Your objective:
Reply only with how many lines contain the word "name".

Provided records:
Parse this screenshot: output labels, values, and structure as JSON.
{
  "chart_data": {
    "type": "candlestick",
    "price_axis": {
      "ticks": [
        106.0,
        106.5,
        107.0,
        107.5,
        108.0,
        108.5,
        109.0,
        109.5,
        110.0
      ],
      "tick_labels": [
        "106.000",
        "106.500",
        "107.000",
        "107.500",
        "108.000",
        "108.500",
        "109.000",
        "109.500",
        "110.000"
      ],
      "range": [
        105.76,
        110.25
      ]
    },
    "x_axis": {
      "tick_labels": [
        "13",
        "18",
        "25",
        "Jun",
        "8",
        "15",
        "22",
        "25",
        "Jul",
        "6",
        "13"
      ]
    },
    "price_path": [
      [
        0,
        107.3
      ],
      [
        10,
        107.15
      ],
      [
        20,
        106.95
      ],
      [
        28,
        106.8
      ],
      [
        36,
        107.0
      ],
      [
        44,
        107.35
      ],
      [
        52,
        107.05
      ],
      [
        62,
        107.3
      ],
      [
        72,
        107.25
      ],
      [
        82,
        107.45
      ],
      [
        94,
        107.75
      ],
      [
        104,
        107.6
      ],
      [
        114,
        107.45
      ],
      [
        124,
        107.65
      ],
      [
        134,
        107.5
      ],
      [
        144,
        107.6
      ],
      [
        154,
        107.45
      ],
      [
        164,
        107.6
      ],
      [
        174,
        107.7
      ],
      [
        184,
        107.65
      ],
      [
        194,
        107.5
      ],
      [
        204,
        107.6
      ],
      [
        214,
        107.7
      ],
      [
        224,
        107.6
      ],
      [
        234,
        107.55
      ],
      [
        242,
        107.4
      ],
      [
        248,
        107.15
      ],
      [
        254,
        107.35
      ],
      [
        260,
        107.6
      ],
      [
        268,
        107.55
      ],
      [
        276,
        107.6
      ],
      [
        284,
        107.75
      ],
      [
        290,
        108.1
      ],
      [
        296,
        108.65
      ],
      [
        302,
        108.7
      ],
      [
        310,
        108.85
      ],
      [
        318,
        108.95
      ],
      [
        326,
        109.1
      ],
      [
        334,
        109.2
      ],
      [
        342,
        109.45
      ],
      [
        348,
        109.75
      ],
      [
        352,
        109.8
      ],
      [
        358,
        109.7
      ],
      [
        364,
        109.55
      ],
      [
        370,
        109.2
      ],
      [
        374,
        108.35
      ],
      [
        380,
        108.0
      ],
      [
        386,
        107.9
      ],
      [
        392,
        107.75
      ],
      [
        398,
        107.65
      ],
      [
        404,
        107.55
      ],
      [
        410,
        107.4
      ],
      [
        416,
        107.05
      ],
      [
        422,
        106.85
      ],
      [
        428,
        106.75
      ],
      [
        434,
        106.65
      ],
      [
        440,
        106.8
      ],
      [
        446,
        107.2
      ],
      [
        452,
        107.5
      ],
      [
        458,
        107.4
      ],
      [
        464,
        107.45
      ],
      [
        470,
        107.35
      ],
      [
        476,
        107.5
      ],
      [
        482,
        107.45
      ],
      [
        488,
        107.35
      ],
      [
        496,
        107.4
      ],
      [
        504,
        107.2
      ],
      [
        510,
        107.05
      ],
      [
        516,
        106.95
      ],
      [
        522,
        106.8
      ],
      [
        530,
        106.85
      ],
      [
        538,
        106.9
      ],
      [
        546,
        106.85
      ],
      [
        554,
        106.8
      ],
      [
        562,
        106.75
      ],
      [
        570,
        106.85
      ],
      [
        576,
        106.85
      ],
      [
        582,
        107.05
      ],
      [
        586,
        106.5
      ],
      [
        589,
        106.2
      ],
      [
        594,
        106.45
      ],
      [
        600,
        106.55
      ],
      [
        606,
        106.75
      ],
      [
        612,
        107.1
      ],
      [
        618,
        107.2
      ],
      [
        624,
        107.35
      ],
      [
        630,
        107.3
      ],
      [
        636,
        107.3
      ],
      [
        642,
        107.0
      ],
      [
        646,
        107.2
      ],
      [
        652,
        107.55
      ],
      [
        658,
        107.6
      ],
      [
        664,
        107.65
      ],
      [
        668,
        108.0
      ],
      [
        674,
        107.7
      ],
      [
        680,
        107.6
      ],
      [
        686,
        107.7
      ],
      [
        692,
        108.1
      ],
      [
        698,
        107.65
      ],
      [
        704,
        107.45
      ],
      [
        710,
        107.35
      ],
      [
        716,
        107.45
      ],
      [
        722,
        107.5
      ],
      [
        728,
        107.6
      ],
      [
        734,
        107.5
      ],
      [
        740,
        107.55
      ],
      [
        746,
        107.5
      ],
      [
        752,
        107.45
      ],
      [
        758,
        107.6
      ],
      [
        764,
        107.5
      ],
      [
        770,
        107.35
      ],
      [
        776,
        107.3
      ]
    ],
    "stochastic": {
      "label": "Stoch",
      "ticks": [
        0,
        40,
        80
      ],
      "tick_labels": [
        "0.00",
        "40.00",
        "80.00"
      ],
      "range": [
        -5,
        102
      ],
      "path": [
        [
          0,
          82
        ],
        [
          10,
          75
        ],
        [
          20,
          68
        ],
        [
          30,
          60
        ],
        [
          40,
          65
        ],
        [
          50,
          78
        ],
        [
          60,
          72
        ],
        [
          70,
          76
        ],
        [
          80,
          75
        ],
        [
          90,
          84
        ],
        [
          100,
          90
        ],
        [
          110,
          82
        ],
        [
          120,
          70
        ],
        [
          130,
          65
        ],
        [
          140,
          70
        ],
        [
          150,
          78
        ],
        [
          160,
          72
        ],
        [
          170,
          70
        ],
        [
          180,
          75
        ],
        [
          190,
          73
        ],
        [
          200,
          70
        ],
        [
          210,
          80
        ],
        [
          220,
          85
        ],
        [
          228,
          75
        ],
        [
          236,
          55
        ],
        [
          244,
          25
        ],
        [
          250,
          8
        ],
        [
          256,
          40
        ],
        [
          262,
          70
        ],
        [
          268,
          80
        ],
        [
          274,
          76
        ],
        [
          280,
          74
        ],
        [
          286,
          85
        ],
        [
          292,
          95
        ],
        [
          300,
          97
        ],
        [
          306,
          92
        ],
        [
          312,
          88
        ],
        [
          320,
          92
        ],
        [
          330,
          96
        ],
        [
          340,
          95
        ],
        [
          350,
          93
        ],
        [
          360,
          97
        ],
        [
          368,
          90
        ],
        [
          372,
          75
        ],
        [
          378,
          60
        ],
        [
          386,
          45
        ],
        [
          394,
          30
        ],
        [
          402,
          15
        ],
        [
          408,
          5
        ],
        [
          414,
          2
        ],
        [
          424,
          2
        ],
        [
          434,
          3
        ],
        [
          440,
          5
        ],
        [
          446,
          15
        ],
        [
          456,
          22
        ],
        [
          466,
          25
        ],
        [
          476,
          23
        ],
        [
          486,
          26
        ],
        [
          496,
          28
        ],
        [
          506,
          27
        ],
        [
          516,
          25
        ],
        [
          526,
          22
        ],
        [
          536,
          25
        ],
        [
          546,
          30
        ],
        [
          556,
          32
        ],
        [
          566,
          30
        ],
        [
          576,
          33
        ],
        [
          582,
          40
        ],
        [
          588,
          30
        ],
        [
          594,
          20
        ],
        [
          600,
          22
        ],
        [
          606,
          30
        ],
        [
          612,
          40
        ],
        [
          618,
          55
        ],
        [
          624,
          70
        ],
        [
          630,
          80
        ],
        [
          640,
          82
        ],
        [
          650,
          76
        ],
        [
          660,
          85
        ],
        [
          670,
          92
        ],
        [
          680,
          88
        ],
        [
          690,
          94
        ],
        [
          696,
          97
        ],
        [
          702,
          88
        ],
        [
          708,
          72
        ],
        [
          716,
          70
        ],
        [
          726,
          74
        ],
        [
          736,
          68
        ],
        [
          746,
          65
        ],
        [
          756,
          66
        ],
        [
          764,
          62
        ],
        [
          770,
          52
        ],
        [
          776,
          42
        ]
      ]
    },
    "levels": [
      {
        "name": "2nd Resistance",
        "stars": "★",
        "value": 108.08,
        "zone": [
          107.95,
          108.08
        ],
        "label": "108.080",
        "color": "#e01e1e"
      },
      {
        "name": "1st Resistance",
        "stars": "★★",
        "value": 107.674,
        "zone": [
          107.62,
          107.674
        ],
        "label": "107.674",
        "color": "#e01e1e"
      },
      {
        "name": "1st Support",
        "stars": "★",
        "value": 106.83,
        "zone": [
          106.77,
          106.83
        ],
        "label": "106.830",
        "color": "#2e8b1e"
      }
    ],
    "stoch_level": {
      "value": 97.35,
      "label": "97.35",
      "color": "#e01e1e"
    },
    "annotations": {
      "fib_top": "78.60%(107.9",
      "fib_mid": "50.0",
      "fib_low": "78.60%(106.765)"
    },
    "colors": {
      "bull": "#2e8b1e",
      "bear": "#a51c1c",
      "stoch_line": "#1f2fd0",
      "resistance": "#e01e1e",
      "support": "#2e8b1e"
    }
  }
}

Final result:
3